Dataset entries –
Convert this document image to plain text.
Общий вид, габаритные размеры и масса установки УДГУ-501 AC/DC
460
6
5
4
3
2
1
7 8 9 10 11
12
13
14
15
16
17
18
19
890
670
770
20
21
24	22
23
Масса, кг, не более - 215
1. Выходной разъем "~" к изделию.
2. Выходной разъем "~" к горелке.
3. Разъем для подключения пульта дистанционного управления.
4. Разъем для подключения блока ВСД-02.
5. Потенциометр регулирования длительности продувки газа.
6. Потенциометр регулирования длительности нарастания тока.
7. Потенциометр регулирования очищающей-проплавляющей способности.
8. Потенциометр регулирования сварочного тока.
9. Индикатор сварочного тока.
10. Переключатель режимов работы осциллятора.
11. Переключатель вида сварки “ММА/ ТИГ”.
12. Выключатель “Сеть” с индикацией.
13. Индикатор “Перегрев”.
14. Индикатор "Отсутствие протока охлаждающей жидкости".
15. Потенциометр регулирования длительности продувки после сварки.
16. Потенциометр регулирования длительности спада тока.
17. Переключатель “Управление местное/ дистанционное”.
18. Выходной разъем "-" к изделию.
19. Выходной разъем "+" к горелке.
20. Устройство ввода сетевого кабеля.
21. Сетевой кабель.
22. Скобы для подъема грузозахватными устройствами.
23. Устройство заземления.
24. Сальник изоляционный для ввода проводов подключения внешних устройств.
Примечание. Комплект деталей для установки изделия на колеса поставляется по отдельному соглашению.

Directions for this task – Output each record precisely as given.

Task answer –
Convert this document image to plain text.
Общий вид, габаритные размеры и масса установки УДГУ-501 AC/DC
460
6
5
4
3
2
1
7 8 9 10 11
12
13
14
15
16
17
18
19
890
670
770
20
21
24	22
23
Масса, кг, не более - 215
1. Выходной разъем "~" к изделию.
2. Выходной разъем "~" к горелке.
3. Разъем для подключения пульта дистанционного управления.
4. Разъем для подключения блока ВСД-02.
5. Потенциометр регулирования длительности продувки газа.
6. Потенциометр регулирования длительности нарастания тока.
7. Потенциометр регулирования очищающей-проплавляющей способности.
8. Потенциометр регулирования сварочного тока.
9. Индикатор сварочного тока.
10. Переключатель режимов работы осциллятора.
11. Переключатель вида сварки “ММА/ ТИГ”.
12. Выключатель “Сеть” с индикацией.
13. Индикатор “Перегрев”.
14. Индикатор "Отсутствие протока охлаждающей жидкости".
15. Потенциометр регулирования длительности продувки после сварки.
16. Потенциометр регулирования длительности спада тока.
17. Переключатель “Управление местное/ дистанционное”.
18. Выходной разъем "-" к изделию.
19. Выходной разъем "+" к горелке.
20. Устройство ввода сетевого кабеля.
21. Сетевой кабель.
22. Скобы для подъема грузозахватными устройствами.
23. Устройство заземления.
24. Сальник изоляционный для ввода проводов подключения внешних устройств.
Примечание. Комплект деталей для установки изделия на колеса поставляется по отдельному соглашению.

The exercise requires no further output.